-- Exercise brief --
Please set out the material below as a Markdown table with two columns, Row and Line, numbering each row and leaving out any blank lines.

"""

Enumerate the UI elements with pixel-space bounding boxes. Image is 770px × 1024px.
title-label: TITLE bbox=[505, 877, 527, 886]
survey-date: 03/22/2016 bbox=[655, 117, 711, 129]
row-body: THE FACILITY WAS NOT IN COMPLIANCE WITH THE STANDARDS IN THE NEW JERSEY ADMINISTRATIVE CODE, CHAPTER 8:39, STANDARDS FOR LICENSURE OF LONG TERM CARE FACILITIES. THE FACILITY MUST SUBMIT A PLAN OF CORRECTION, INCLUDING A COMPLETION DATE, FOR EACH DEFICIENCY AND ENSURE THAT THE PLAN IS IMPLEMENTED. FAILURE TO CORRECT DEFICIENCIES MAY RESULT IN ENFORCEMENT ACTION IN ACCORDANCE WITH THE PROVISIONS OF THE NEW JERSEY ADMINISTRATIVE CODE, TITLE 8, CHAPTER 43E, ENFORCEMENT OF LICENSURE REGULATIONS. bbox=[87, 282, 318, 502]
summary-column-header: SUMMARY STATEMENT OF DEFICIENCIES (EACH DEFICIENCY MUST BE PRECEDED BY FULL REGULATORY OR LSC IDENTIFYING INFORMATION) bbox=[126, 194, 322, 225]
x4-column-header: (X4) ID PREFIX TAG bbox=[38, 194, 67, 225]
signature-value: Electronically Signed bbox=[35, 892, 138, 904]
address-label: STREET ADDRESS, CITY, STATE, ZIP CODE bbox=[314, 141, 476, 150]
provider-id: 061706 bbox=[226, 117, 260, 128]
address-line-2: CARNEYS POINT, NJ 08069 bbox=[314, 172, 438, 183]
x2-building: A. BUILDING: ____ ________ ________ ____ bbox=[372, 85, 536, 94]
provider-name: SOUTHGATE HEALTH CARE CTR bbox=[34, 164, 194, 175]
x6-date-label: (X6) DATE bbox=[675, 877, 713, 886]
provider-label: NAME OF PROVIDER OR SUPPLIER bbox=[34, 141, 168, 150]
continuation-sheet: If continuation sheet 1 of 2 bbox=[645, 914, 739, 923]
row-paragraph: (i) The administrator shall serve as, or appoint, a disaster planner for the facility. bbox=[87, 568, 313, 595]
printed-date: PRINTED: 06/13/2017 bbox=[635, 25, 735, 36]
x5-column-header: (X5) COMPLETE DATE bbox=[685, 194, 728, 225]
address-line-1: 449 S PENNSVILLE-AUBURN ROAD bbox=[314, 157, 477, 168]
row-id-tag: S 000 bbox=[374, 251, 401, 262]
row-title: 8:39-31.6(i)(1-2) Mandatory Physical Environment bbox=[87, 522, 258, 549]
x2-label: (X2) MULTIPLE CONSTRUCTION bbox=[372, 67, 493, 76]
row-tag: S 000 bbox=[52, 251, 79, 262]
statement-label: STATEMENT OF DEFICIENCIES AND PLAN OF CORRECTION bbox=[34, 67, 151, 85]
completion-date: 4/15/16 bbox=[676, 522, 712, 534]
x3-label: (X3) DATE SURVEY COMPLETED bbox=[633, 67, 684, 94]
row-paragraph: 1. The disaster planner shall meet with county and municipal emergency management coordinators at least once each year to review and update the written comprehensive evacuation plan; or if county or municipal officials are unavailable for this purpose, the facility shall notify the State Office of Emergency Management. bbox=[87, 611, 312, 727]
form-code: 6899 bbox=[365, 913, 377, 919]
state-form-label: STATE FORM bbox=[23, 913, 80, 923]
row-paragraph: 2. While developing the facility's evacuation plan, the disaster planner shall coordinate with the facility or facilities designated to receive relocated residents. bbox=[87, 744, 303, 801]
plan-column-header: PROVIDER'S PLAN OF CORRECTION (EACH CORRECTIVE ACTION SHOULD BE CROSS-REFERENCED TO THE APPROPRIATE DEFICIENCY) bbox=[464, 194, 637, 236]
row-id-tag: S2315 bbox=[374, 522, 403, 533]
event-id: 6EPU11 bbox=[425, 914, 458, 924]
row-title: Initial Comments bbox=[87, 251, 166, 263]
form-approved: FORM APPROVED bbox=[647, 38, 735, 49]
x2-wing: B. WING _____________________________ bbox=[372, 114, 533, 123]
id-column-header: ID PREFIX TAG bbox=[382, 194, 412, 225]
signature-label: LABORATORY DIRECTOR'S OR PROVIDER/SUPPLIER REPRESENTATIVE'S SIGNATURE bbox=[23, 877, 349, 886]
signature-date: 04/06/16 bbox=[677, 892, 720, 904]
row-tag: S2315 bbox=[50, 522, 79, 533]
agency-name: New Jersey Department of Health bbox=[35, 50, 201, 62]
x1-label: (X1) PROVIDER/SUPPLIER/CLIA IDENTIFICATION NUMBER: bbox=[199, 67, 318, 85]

"""

-- Complete response --
| Row | Line |
|---|---|
| 1 | Enumerate the UI elements with pixel-space bounding boxes. Image is 770px × 1024px. |
| 2 | title-label: TITLE bbox=[505, 877, 527, 886] |
| 3 | survey-date: 03/22/2016 bbox=[655, 117, 711, 129] |
| 4 | row-body: THE FACILITY WAS NOT IN COMPLIANCE WITH THE STANDARDS IN THE NEW JERSEY ADMINISTRATIVE CODE, CHAPTER 8:39, STANDARDS FOR LICENSURE OF LONG TERM CARE FACILITIES. THE FACILITY MUST SUBMIT A PLAN OF CORRECTION, INCLUDING A COMPLETION DATE, FOR EACH DEFICIENCY AND ENSURE THAT THE PLAN IS IMPLEMENTED. FAILURE TO CORRECT DEFICIENCIES MAY RESULT IN ENFORCEMENT ACTION IN ACCORDANCE WITH THE PROVISIONS OF THE NEW JERSEY ADMINISTRATIVE CODE, TITLE 8, CHAPTER 43E, ENFORCEMENT OF LICENSURE REGULATIONS. bbox=[87, 282, 318, 502] |
| 5 | summary-column-header: SUMMARY STATEMENT OF DEFICIENCIES (EACH DEFICIENCY MUST BE PRECEDED BY FULL REGULATORY OR LSC IDENTIFYING INFORMATION) bbox=[126, 194, 322, 225] |
| 6 | x4-column-header: (X4) ID PREFIX TAG bbox=[38, 194, 67, 225] |
| 7 | signature-value: Electronically Signed bbox=[35, 892, 138, 904] |
| 8 | address-label: STREET ADDRESS, CITY, STATE, ZIP CODE bbox=[314, 141, 476, 150] |
| 9 | provider-id: 061706 bbox=[226, 117, 260, 128] |
| 10 | address-line-2: CARNEYS POINT, NJ 08069 bbox=[314, 172, 438, 183] |
| 11 | x2-building: A. BUILDING: ____ ________ ________ ____ bbox=[372, 85, 536, 94] |
| 12 | provider-name: SOUTHGATE HEALTH CARE CTR bbox=[34, 164, 194, 175] |
| 13 | x6-date-label: (X6) DATE bbox=[675, 877, 713, 886] |
| 14 | provider-label: NAME OF PROVIDER OR SUPPLIER bbox=[34, 141, 168, 150] |
| 15 | continuation-sheet: If continuation sheet 1 of 2 bbox=[645, 914, 739, 923] |
| 16 | row-paragraph: (i) The administrator shall serve as, or appoint, a disaster planner for the facility. bbox=[87, 568, 313, 595] |
| 17 | printed-date: PRINTED: 06/13/2017 bbox=[635, 25, 735, 36] |
| 18 | x5-column-header: (X5) COMPLETE DATE bbox=[685, 194, 728, 225] |
| 19 | address-line-1: 449 S PENNSVILLE-AUBURN ROAD bbox=[314, 157, 477, 168] |
| 20 | row-id-tag: S 000 bbox=[374, 251, 401, 262] |
| 21 | row-title: 8:39-31.6(i)(1-2) Mandatory Physical Environment bbox=[87, 522, 258, 549] |
| 22 | x2-label: (X2) MULTIPLE CONSTRUCTION bbox=[372, 67, 493, 76] |
| 23 | row-tag: S 000 bbox=[52, 251, 79, 262] |
| 24 | statement-label: STATEMENT OF DEFICIENCIES AND PLAN OF CORRECTION bbox=[34, 67, 151, 85] |
| 25 | completion-date: 4/15/16 bbox=[676, 522, 712, 534] |
| 26 | x3-label: (X3) DATE SURVEY COMPLETED bbox=[633, 67, 684, 94] |
| 27 | row-paragraph: 1. The disaster planner shall meet with county and municipal emergency management coordinators at least once each year to review and update the written comprehensive evacuation plan; or if county or municipal officials are unavailable for this purpose, the facility shall notify the State Office of Emergency Management. bbox=[87, 611, 312, 727] |
| 28 | form-code: 6899 bbox=[365, 913, 377, 919] |
| 29 | state-form-label: STATE FORM bbox=[23, 913, 80, 923] |
| 30 | row-paragraph: 2. While developing the facility's evacuation plan, the disaster planner shall coordinate with the facility or facilities designated to receive relocated residents. bbox=[87, 744, 303, 801] |
| 31 | plan-column-header: PROVIDER'S PLAN OF CORRECTION (EACH CORRECTIVE ACTION SHOULD BE CROSS-REFERENCED TO THE APPROPRIATE DEFICIENCY) bbox=[464, 194, 637, 236] |
| 32 | row-id-tag: S2315 bbox=[374, 522, 403, 533] |
| 33 | event-id: 6EPU11 bbox=[425, 914, 458, 924] |
| 34 | row-title: Initial Comments bbox=[87, 251, 166, 263] |
| 35 | form-approved: FORM APPROVED bbox=[647, 38, 735, 49] |
| 36 | x2-wing: B. WING _____________________________ bbox=[372, 114, 533, 123] |
| 37 | id-column-header: ID PREFIX TAG bbox=[382, 194, 412, 225] |
| 38 | signature-label: LABORATORY DIRECTOR'S OR PROVIDER/SUPPLIER REPRESENTATIVE'S SIGNATURE bbox=[23, 877, 349, 886] |
| 39 | signature-date: 04/06/16 bbox=[677, 892, 720, 904] |
| 40 | row-tag: S2315 bbox=[50, 522, 79, 533] |
| 41 | agency-name: New Jersey Department of Health bbox=[35, 50, 201, 62] |
| 42 | x1-label: (X1) PROVIDER/SUPPLIER/CLIA IDENTIFICATION NUMBER: bbox=[199, 67, 318, 85] |